TASK DESCRIPTION - Filter the records below down to lines containing "subtitle".

── DATA IN THIS EXERCISE ──

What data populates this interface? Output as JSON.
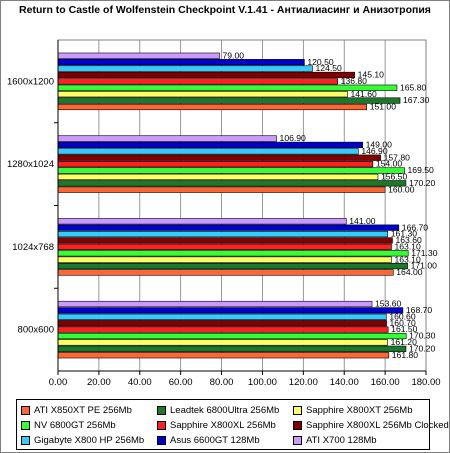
{
  "chart_data": {
    "type": "bar",
    "orientation": "horizontal",
    "title": "Return to Castle of Wolfenstein Checkpoint V.1.41 - Антиалиасинг и Анизотропия",
    "xlabel": "",
    "ylabel": "",
    "xlim": [
      0,
      180
    ],
    "xticks": [
      "0.00",
      "20.00",
      "40.00",
      "60.00",
      "80.00",
      "100.00",
      "120.00",
      "140.00",
      "160.00",
      "180.00"
    ],
    "grid": "vertical",
    "legend_position": "bottom",
    "categories": [
      "1600x1200",
      "1280x1024",
      "1024x768",
      "800x600"
    ],
    "series": [
      {
        "name": "ATI X850XT PE 256Mb",
        "color": "#ff6633",
        "values": [
          151.0,
          160.0,
          164.0,
          161.8
        ]
      },
      {
        "name": "Leadtek 6800Ultra 256Mb",
        "color": "#1a7a2a",
        "values": [
          167.3,
          170.2,
          171.0,
          170.2
        ]
      },
      {
        "name": "Sapphire X800XT 256Mb",
        "color": "#ffff66",
        "values": [
          141.6,
          156.5,
          163.1,
          161.2
        ]
      },
      {
        "name": "NV 6800GT 256Mb",
        "color": "#33ff33",
        "values": [
          165.8,
          169.5,
          171.3,
          170.3
        ]
      },
      {
        "name": "Sapphire X800XL 256Mb",
        "color": "#ff2020",
        "values": [
          136.8,
          154.0,
          163.1,
          161.5
        ]
      },
      {
        "name": "Sapphire X800XL 256Mb Clocked",
        "color": "#800000",
        "values": [
          145.1,
          157.8,
          163.6,
          160.7
        ]
      },
      {
        "name": "Gigabyte X800 HP 256Mb",
        "color": "#33ccff",
        "values": [
          124.5,
          146.9,
          161.3,
          160.6
        ]
      },
      {
        "name": "Asus 6600GT 128Mb",
        "color": "#0000cc",
        "values": [
          120.5,
          149.0,
          166.7,
          168.7
        ]
      },
      {
        "name": "ATI X700 128Mb",
        "color": "#cc99ff",
        "values": [
          79.0,
          106.9,
          141.0,
          153.6
        ]
      }
    ]
  }
}
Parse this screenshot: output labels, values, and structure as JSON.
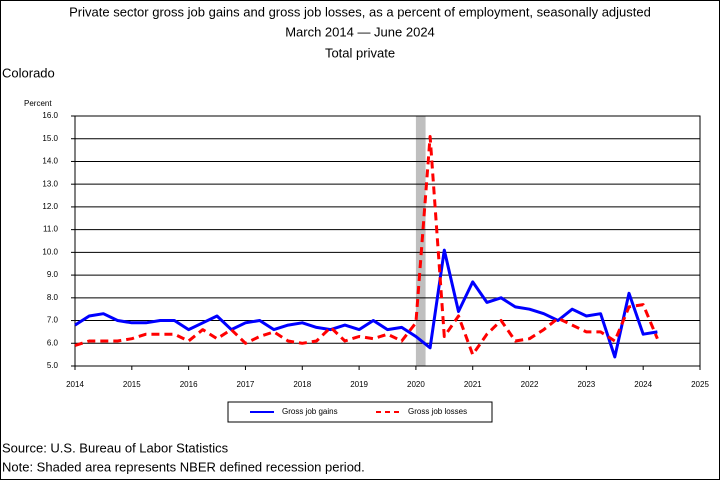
{
  "chart_data": {
    "type": "line",
    "title": "Private sector gross job gains and gross job losses, as a percent of employment, seasonally adjusted",
    "subtitle": "March 2014 — June 2024",
    "series_title": "Total private",
    "region": "Colorado",
    "ylabel": "Percent",
    "source": "Source: U.S. Bureau of Labor Statistics",
    "note": "Note: Shaded area represents NBER defined recession period.",
    "x": [
      2014,
      2014.25,
      2014.5,
      2014.75,
      2015,
      2015.25,
      2015.5,
      2015.75,
      2016,
      2016.25,
      2016.5,
      2016.75,
      2017,
      2017.25,
      2017.5,
      2017.75,
      2018,
      2018.25,
      2018.5,
      2018.75,
      2019,
      2019.25,
      2019.5,
      2019.75,
      2020,
      2020.25,
      2020.5,
      2020.75,
      2021,
      2021.25,
      2021.5,
      2021.75,
      2022,
      2022.25,
      2022.5,
      2022.75,
      2023,
      2023.25,
      2023.5,
      2023.75,
      2024,
      2024.25
    ],
    "series": [
      {
        "name": "Gross job gains",
        "color": "#0000ff",
        "dash": "solid",
        "values": [
          6.8,
          7.2,
          7.3,
          7.0,
          6.9,
          6.9,
          7.0,
          7.0,
          6.6,
          6.9,
          7.2,
          6.6,
          6.9,
          7.0,
          6.6,
          6.8,
          6.9,
          6.7,
          6.6,
          6.8,
          6.6,
          7.0,
          6.6,
          6.7,
          6.3,
          5.8,
          10.1,
          7.4,
          8.7,
          7.8,
          8.0,
          7.6,
          7.5,
          7.3,
          7.0,
          7.5,
          7.2,
          7.3,
          5.4,
          8.2,
          6.4,
          6.5
        ]
      },
      {
        "name": "Gross job losses",
        "color": "#ff0000",
        "dash": "dashed",
        "values": [
          5.9,
          6.1,
          6.1,
          6.1,
          6.2,
          6.4,
          6.4,
          6.4,
          6.1,
          6.6,
          6.2,
          6.6,
          6.0,
          6.3,
          6.5,
          6.1,
          6.0,
          6.1,
          6.7,
          6.1,
          6.3,
          6.2,
          6.4,
          6.1,
          6.9,
          15.1,
          6.3,
          7.2,
          5.5,
          6.4,
          7.0,
          6.1,
          6.2,
          6.6,
          7.1,
          6.8,
          6.5,
          6.5,
          6.1,
          7.6,
          7.7,
          6.2
        ]
      }
    ],
    "shaded_regions": [
      [
        2020.0,
        2020.17
      ]
    ],
    "xlim": [
      2014,
      2025
    ],
    "xticks": [
      2014,
      2015,
      2016,
      2017,
      2018,
      2019,
      2020,
      2021,
      2022,
      2023,
      2024,
      2025
    ],
    "ylim": [
      5,
      16
    ],
    "yticks": [
      {
        "value": 5,
        "label": "5.0"
      },
      {
        "value": 6,
        "label": "6.0"
      },
      {
        "value": 7,
        "label": "7.0"
      },
      {
        "value": 8,
        "label": "8.0"
      },
      {
        "value": 9,
        "label": "9.0"
      },
      {
        "value": 10,
        "label": "10.0"
      },
      {
        "value": 11,
        "label": "11.0"
      },
      {
        "value": 12,
        "label": "12.0"
      },
      {
        "value": 13,
        "label": "13.0"
      },
      {
        "value": 14,
        "label": "14.0"
      },
      {
        "value": 15,
        "label": "15.0"
      },
      {
        "value": 16,
        "label": "16.0"
      }
    ],
    "grid": true,
    "legend": "bottom"
  }
}
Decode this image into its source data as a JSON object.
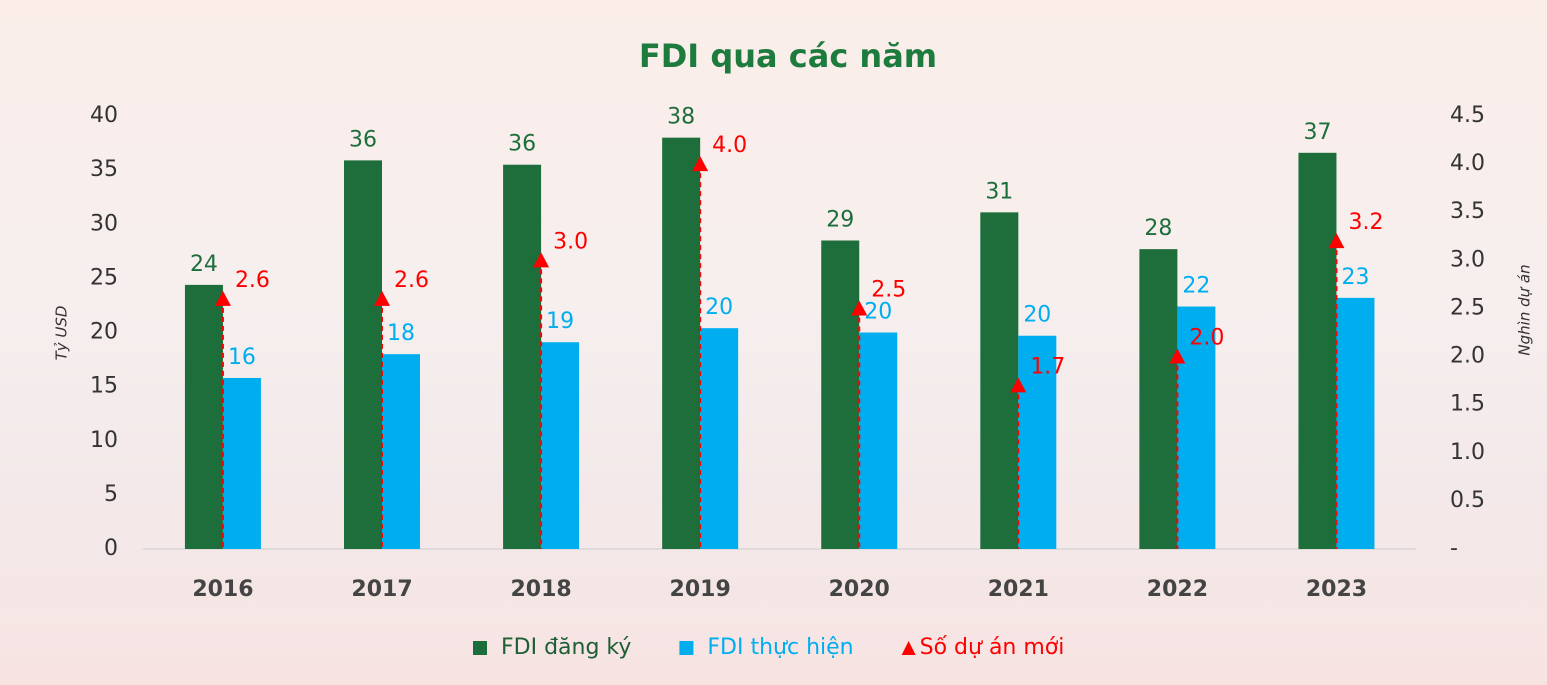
{
  "chart_data": {
    "type": "bar",
    "title": "FDI qua các năm",
    "ylabel": "Tỷ USD",
    "y2label": "Nghìn dự án",
    "categories": [
      "2016",
      "2017",
      "2018",
      "2019",
      "2020",
      "2021",
      "2022",
      "2023"
    ],
    "series": [
      {
        "name": "FDI đăng ký",
        "color": "#1e6e3c",
        "values": [
          24.4,
          35.9,
          35.5,
          38.0,
          28.5,
          31.1,
          27.7,
          36.6
        ],
        "value_labels": [
          "24",
          "36",
          "36",
          "38",
          "29",
          "31",
          "28",
          "37"
        ]
      },
      {
        "name": "FDI thực hiện",
        "color": "#00aeef",
        "values": [
          15.8,
          18.0,
          19.1,
          20.4,
          20.0,
          19.7,
          22.4,
          23.2
        ],
        "value_labels": [
          "16",
          "18",
          "19",
          "20",
          "20",
          "20",
          "22",
          "23"
        ]
      },
      {
        "name": "Số dự án mới",
        "color": "#ff0000",
        "type": "scatter",
        "axis": "y2",
        "values": [
          2.6,
          2.6,
          3.0,
          4.0,
          2.5,
          1.7,
          2.0,
          3.2
        ],
        "value_labels": [
          "2.6",
          "2.6",
          "3.0",
          "4.0",
          "2.5",
          "1.7",
          "2.0",
          "3.2"
        ]
      }
    ],
    "ylim": [
      0,
      40
    ],
    "yticks": [
      0,
      5,
      10,
      15,
      20,
      25,
      30,
      35,
      40
    ],
    "y2lim": [
      0,
      4.5
    ],
    "y2ticks": [
      {
        "value": 0,
        "label": "-"
      },
      0.5,
      {
        "value": 1.0,
        "label": "1.0"
      },
      1.5,
      {
        "value": 2.0,
        "label": "2.0"
      },
      2.5,
      {
        "value": 3.0,
        "label": "3.0"
      },
      3.5,
      {
        "value": 4.0,
        "label": "4.0"
      },
      4.5
    ],
    "grid": false
  }
}
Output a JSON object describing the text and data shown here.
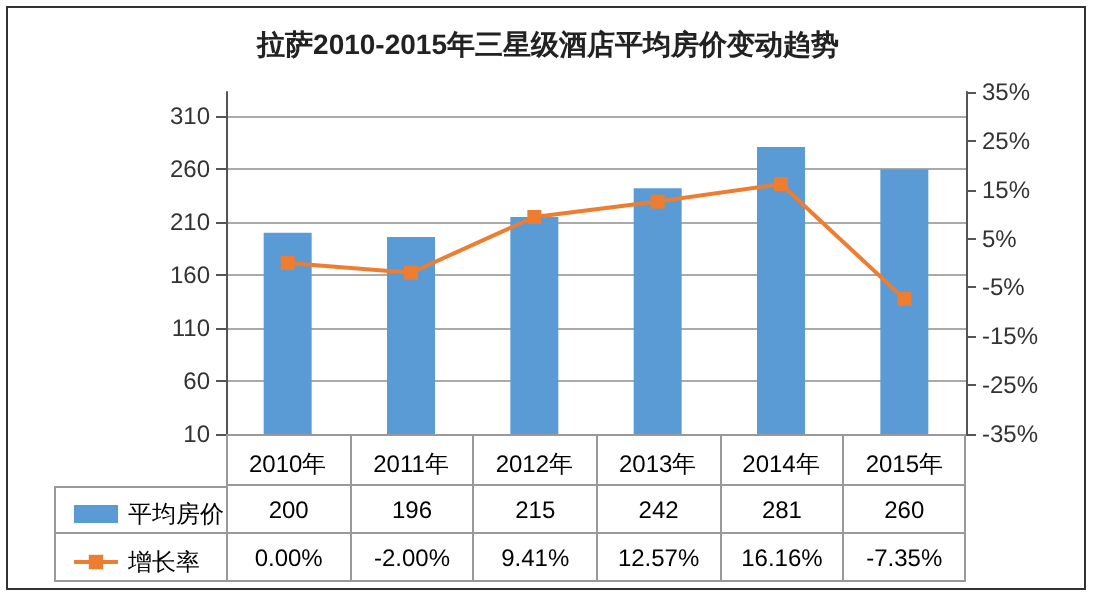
{
  "chart_data": {
    "type": "bar",
    "title": "拉萨2010-2015年三星级酒店平均房价变动趋势",
    "categories": [
      "2010年",
      "2011年",
      "2012年",
      "2013年",
      "2014年",
      "2015年"
    ],
    "series": [
      {
        "name": "平均房价",
        "color": "#5b9bd5",
        "values": [
          200,
          196,
          215,
          242,
          281,
          260
        ],
        "value_labels": [
          "200",
          "196",
          "215",
          "242",
          "281",
          "260"
        ]
      },
      {
        "name": "增长率",
        "type": "line",
        "axis": "y2",
        "color": "#ed7d31",
        "values": [
          0.0,
          -2.0,
          9.41,
          12.57,
          16.16,
          -7.35
        ],
        "value_labels": [
          "0.00%",
          "-2.00%",
          "9.41%",
          "12.57%",
          "16.16%",
          "-7.35%"
        ]
      }
    ],
    "ylim": [
      10,
      333
    ],
    "yticks": [
      10,
      60,
      110,
      160,
      210,
      260,
      310
    ],
    "y2lim": [
      -35,
      35
    ],
    "y2ticks": [
      {
        "value": 35,
        "label": "35%"
      },
      {
        "value": 25,
        "label": "25%"
      },
      {
        "value": 15,
        "label": "15%"
      },
      {
        "value": 5,
        "label": "5%"
      },
      {
        "value": -5,
        "label": "-5%"
      },
      {
        "value": -15,
        "label": "-15%"
      },
      {
        "value": -25,
        "label": "-25%"
      },
      {
        "value": -35,
        "label": "-35%"
      }
    ],
    "grid": "y",
    "legend": "bottom",
    "marker": "square",
    "line_style": "solid"
  }
}
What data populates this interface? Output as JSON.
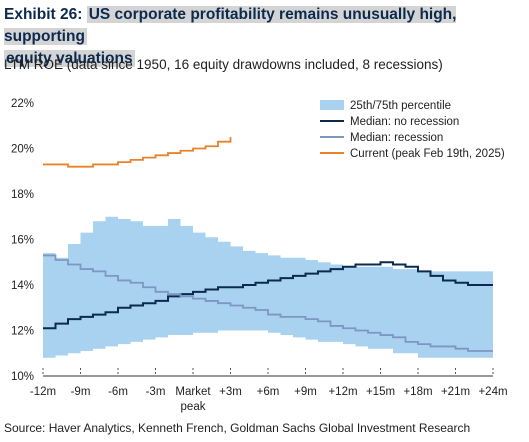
{
  "header": {
    "exhibit": "Exhibit 26:",
    "title_line1": "US corporate profitability remains unusually high, supporting",
    "title_line2": "equity valuations",
    "subtitle": "LTM ROE (data since 1950, 16 equity drawdowns included, 8 recessions)"
  },
  "source": "Source: Haver Analytics, Kenneth French, Goldman Sachs Global Investment Research",
  "colors": {
    "band": "#a8d2ef",
    "no_recession": "#0b2a4e",
    "recession": "#7e97c2",
    "current": "#e8822b"
  },
  "chart_data": {
    "type": "line",
    "ylim": [
      10,
      22
    ],
    "yticks": [
      "10%",
      "12%",
      "14%",
      "16%",
      "18%",
      "20%",
      "22%"
    ],
    "xlim": [
      -12,
      24
    ],
    "xticks": [
      {
        "x": -12,
        "label": "-12m"
      },
      {
        "x": -9,
        "label": "-9m"
      },
      {
        "x": -6,
        "label": "-6m"
      },
      {
        "x": -3,
        "label": "-3m"
      },
      {
        "x": 0,
        "label": "Market",
        "label2": "peak"
      },
      {
        "x": 3,
        "label": "+3m"
      },
      {
        "x": 6,
        "label": "+6m"
      },
      {
        "x": 9,
        "label": "+9m"
      },
      {
        "x": 12,
        "label": "+12m"
      },
      {
        "x": 15,
        "label": "+15m"
      },
      {
        "x": 18,
        "label": "+18m"
      },
      {
        "x": 21,
        "label": "+21m"
      },
      {
        "x": 24,
        "label": "+24m"
      }
    ],
    "legend": {
      "position": "top-right",
      "entries": [
        "25th/75th percentile",
        "Median: no recession",
        "Median: recession",
        "Current (peak Feb 19th, 2025)"
      ]
    },
    "band": {
      "name": "25th/75th percentile",
      "x": [
        -12,
        -11,
        -10,
        -9,
        -8,
        -7,
        -6,
        -5,
        -4,
        -3,
        -2,
        -1,
        0,
        1,
        2,
        3,
        4,
        5,
        6,
        7,
        8,
        9,
        10,
        11,
        12,
        13,
        14,
        15,
        16,
        17,
        18,
        19,
        20,
        21,
        22,
        23,
        24
      ],
      "upper": [
        15.4,
        15.2,
        15.8,
        16.3,
        16.8,
        17.0,
        16.9,
        16.8,
        16.6,
        16.6,
        16.9,
        16.6,
        16.3,
        16.1,
        15.9,
        15.7,
        15.5,
        15.4,
        15.3,
        15.2,
        15.2,
        15.1,
        15.0,
        14.9,
        14.8,
        14.8,
        14.8,
        14.8,
        14.7,
        14.7,
        14.6,
        14.6,
        14.6,
        14.6,
        14.6,
        14.6,
        14.6
      ],
      "lower": [
        10.8,
        10.9,
        11.0,
        11.1,
        11.2,
        11.3,
        11.4,
        11.5,
        11.6,
        11.7,
        11.8,
        11.8,
        11.9,
        11.9,
        12.0,
        12.0,
        12.0,
        12.0,
        11.9,
        11.8,
        11.7,
        11.6,
        11.5,
        11.5,
        11.4,
        11.3,
        11.2,
        11.2,
        11.0,
        11.0,
        10.8,
        10.8,
        10.8,
        10.8,
        10.8,
        10.8,
        10.8
      ]
    },
    "series": [
      {
        "name": "Median: no recession",
        "x": [
          -12,
          -11,
          -10,
          -9,
          -8,
          -7,
          -6,
          -5,
          -4,
          -3,
          -2,
          -1,
          0,
          1,
          2,
          3,
          4,
          5,
          6,
          7,
          8,
          9,
          10,
          11,
          12,
          13,
          14,
          15,
          16,
          17,
          18,
          19,
          20,
          21,
          22,
          23,
          24
        ],
        "values": [
          12.1,
          12.3,
          12.5,
          12.6,
          12.7,
          12.8,
          13.0,
          13.1,
          13.2,
          13.3,
          13.5,
          13.6,
          13.7,
          13.8,
          13.9,
          13.9,
          14.0,
          14.1,
          14.2,
          14.3,
          14.4,
          14.5,
          14.6,
          14.7,
          14.8,
          14.9,
          14.9,
          15.0,
          14.9,
          14.8,
          14.6,
          14.4,
          14.2,
          14.1,
          14.0,
          14.0,
          14.0
        ]
      },
      {
        "name": "Median: recession",
        "x": [
          -12,
          -11,
          -10,
          -9,
          -8,
          -7,
          -6,
          -5,
          -4,
          -3,
          -2,
          -1,
          0,
          1,
          2,
          3,
          4,
          5,
          6,
          7,
          8,
          9,
          10,
          11,
          12,
          13,
          14,
          15,
          16,
          17,
          18,
          19,
          20,
          21,
          22,
          23,
          24
        ],
        "values": [
          15.3,
          15.1,
          14.9,
          14.7,
          14.6,
          14.4,
          14.2,
          14.1,
          13.9,
          13.7,
          13.6,
          13.5,
          13.4,
          13.3,
          13.2,
          13.1,
          13.0,
          12.9,
          12.7,
          12.6,
          12.6,
          12.5,
          12.4,
          12.2,
          12.1,
          12.0,
          11.9,
          11.8,
          11.7,
          11.5,
          11.4,
          11.3,
          11.3,
          11.2,
          11.1,
          11.1,
          11.1
        ]
      },
      {
        "name": "Current (peak Feb 19th, 2025)",
        "x": [
          -12,
          -11,
          -10,
          -9,
          -8,
          -7,
          -6,
          -5,
          -4,
          -3,
          -2,
          -1,
          0,
          1,
          2,
          3
        ],
        "values": [
          19.3,
          19.3,
          19.2,
          19.2,
          19.3,
          19.3,
          19.4,
          19.5,
          19.6,
          19.7,
          19.8,
          19.9,
          20.0,
          20.1,
          20.3,
          20.5
        ]
      }
    ]
  }
}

───

REPLY TO THE EXERCISE -
    "subtitle": "March 2014 — June 2024",
    "subtitle": "LTM ROE (data since 1950, 16 equity drawdowns included, 8 recessions)"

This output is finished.